▶ _Written problem_
Every record must appear in your copy exactly as written, with no pictures.

Items from a figure collection
- - -

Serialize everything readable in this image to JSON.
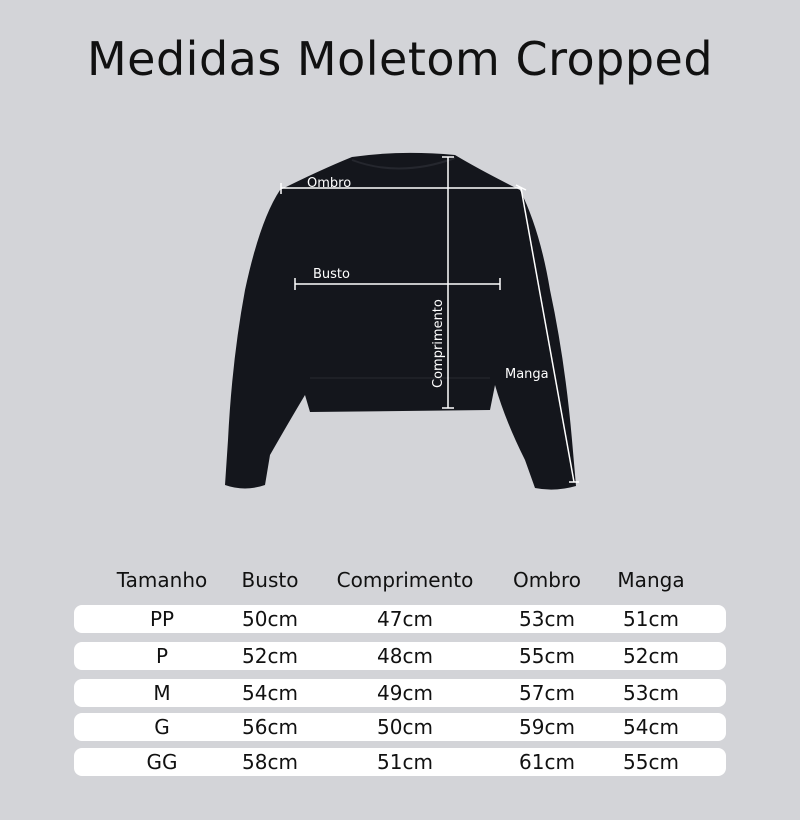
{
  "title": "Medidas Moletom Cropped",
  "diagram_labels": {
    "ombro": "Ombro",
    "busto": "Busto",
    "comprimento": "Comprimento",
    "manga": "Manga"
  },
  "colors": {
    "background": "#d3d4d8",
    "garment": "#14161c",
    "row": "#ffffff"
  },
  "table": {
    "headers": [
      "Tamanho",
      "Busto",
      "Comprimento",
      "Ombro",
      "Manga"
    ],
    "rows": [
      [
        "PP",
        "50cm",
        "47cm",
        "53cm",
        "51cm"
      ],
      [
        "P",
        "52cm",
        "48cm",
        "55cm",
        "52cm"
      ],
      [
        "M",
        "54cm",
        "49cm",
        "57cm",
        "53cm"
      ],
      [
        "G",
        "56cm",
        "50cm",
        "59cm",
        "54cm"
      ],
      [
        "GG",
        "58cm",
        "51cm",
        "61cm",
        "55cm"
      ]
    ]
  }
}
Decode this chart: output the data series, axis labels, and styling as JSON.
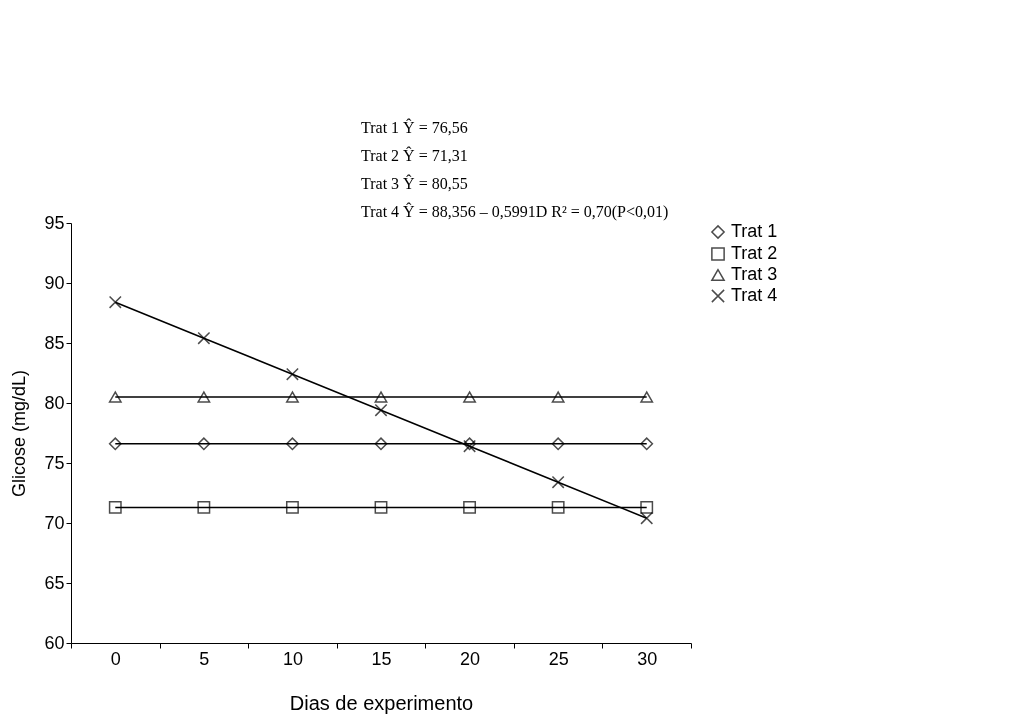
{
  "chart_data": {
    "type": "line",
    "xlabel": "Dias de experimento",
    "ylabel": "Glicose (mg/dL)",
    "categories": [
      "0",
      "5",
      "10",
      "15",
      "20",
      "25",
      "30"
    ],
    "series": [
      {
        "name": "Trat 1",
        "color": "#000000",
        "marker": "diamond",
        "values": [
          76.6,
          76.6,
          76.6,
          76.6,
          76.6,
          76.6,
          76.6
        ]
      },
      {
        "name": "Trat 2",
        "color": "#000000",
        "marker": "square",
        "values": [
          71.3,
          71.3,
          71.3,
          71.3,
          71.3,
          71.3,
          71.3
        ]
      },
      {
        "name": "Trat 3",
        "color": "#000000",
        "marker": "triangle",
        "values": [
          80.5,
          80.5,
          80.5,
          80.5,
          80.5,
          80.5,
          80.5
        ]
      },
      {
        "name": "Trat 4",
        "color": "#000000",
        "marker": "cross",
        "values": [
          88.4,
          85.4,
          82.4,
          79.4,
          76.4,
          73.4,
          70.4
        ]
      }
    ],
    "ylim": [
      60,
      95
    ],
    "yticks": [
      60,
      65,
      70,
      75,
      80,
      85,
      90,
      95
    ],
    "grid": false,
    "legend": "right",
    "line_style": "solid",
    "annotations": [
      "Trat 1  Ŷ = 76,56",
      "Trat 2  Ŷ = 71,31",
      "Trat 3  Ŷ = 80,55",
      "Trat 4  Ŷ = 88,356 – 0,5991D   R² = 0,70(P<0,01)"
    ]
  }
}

- - -

▶ _Exercise answer_
Serialize everything readable in this image to JSON.
{
  "title": "Medidas Moletom Cropped",
  "diagram_labels": {
    "ombro": "Ombro",
    "busto": "Busto",
    "comprimento": "Comprimento",
    "manga": "Manga"
  },
  "colors": {
    "background": "#d3d4d8",
    "garment": "#14161c",
    "row": "#ffffff"
  },
  "table": {
    "headers": [
      "Tamanho",
      "Busto",
      "Comprimento",
      "Ombro",
      "Manga"
    ],
    "rows": [
      [
        "PP",
        "50cm",
        "47cm",
        "53cm",
        "51cm"
      ],
      [
        "P",
        "52cm",
        "48cm",
        "55cm",
        "52cm"
      ],
      [
        "M",
        "54cm",
        "49cm",
        "57cm",
        "53cm"
      ],
      [
        "G",
        "56cm",
        "50cm",
        "59cm",
        "54cm"
      ],
      [
        "GG",
        "58cm",
        "51cm",
        "61cm",
        "55cm"
      ]
    ]
  }
}
Decode this chart: output the data series, axis labels, and styling as JSON.
{
  "chart_data": {
    "type": "line",
    "xlabel": "Dias de experimento",
    "ylabel": "Glicose (mg/dL)",
    "categories": [
      "0",
      "5",
      "10",
      "15",
      "20",
      "25",
      "30"
    ],
    "series": [
      {
        "name": "Trat 1",
        "color": "#000000",
        "marker": "diamond",
        "values": [
          76.6,
          76.6,
          76.6,
          76.6,
          76.6,
          76.6,
          76.6
        ]
      },
      {
        "name": "Trat 2",
        "color": "#000000",
        "marker": "square",
        "values": [
          71.3,
          71.3,
          71.3,
          71.3,
          71.3,
          71.3,
          71.3
        ]
      },
      {
        "name": "Trat 3",
        "color": "#000000",
        "marker": "triangle",
        "values": [
          80.5,
          80.5,
          80.5,
          80.5,
          80.5,
          80.5,
          80.5
        ]
      },
      {
        "name": "Trat 4",
        "color": "#000000",
        "marker": "cross",
        "values": [
          88.4,
          85.4,
          82.4,
          79.4,
          76.4,
          73.4,
          70.4
        ]
      }
    ],
    "ylim": [
      60,
      95
    ],
    "yticks": [
      60,
      65,
      70,
      75,
      80,
      85,
      90,
      95
    ],
    "grid": false,
    "legend": "right",
    "line_style": "solid",
    "annotations": [
      "Trat 1  Ŷ = 76,56",
      "Trat 2  Ŷ = 71,31",
      "Trat 3  Ŷ = 80,55",
      "Trat 4  Ŷ = 88,356 – 0,5991D   R² = 0,70(P<0,01)"
    ]
  }
}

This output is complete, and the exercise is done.